#### Entries ####
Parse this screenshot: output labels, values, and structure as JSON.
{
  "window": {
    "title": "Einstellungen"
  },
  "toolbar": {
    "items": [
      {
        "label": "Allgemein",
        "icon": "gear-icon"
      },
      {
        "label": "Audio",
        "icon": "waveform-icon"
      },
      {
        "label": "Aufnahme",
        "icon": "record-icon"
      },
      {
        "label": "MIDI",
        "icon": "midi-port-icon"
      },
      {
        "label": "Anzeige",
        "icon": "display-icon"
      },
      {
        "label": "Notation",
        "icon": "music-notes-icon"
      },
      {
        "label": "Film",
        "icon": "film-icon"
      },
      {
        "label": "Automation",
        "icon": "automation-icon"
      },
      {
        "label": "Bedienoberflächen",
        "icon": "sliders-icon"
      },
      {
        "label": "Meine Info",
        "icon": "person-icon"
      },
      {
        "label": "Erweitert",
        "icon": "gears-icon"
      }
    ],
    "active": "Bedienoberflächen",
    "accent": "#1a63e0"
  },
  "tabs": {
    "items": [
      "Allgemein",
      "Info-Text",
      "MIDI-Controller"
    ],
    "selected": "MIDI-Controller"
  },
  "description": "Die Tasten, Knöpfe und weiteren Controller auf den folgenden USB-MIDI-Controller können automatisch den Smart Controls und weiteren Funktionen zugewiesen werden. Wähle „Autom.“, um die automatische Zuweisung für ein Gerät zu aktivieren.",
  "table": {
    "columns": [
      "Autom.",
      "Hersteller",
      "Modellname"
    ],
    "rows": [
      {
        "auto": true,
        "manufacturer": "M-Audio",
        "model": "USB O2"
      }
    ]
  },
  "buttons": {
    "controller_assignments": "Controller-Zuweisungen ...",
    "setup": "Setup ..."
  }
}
####
» Stated exercise: Faithfully reproduce all of the records, character for character.

» The result:
Parse this screenshot: output labels, values, and structure as JSON.
{
  "window": {
    "title": "Einstellungen"
  },
  "toolbar": {
    "items": [
      {
        "label": "Allgemein",
        "icon": "gear-icon"
      },
      {
        "label": "Audio",
        "icon": "waveform-icon"
      },
      {
        "label": "Aufnahme",
        "icon": "record-icon"
      },
      {
        "label": "MIDI",
        "icon": "midi-port-icon"
      },
      {
        "label": "Anzeige",
        "icon": "display-icon"
      },
      {
        "label": "Notation",
        "icon": "music-notes-icon"
      },
      {
        "label": "Film",
        "icon": "film-icon"
      },
      {
        "label": "Automation",
        "icon": "automation-icon"
      },
      {
        "label": "Bedienoberflächen",
        "icon": "sliders-icon"
      },
      {
        "label": "Meine Info",
        "icon": "person-icon"
      },
      {
        "label": "Erweitert",
        "icon": "gears-icon"
      }
    ],
    "active": "Bedienoberflächen",
    "accent": "#1a63e0"
  },
  "tabs": {
    "items": [
      "Allgemein",
      "Info-Text",
      "MIDI-Controller"
    ],
    "selected": "MIDI-Controller"
  },
  "description": "Die Tasten, Knöpfe und weiteren Controller auf den folgenden USB-MIDI-Controller können automatisch den Smart Controls und weiteren Funktionen zugewiesen werden. Wähle „Autom.“, um die automatische Zuweisung für ein Gerät zu aktivieren.",
  "table": {
    "columns": [
      "Autom.",
      "Hersteller",
      "Modellname"
    ],
    "rows": [
      {
        "auto": true,
        "manufacturer": "M-Audio",
        "model": "USB O2"
      }
    ]
  },
  "buttons": {
    "controller_assignments": "Controller-Zuweisungen ...",
    "setup": "Setup ..."
  }
}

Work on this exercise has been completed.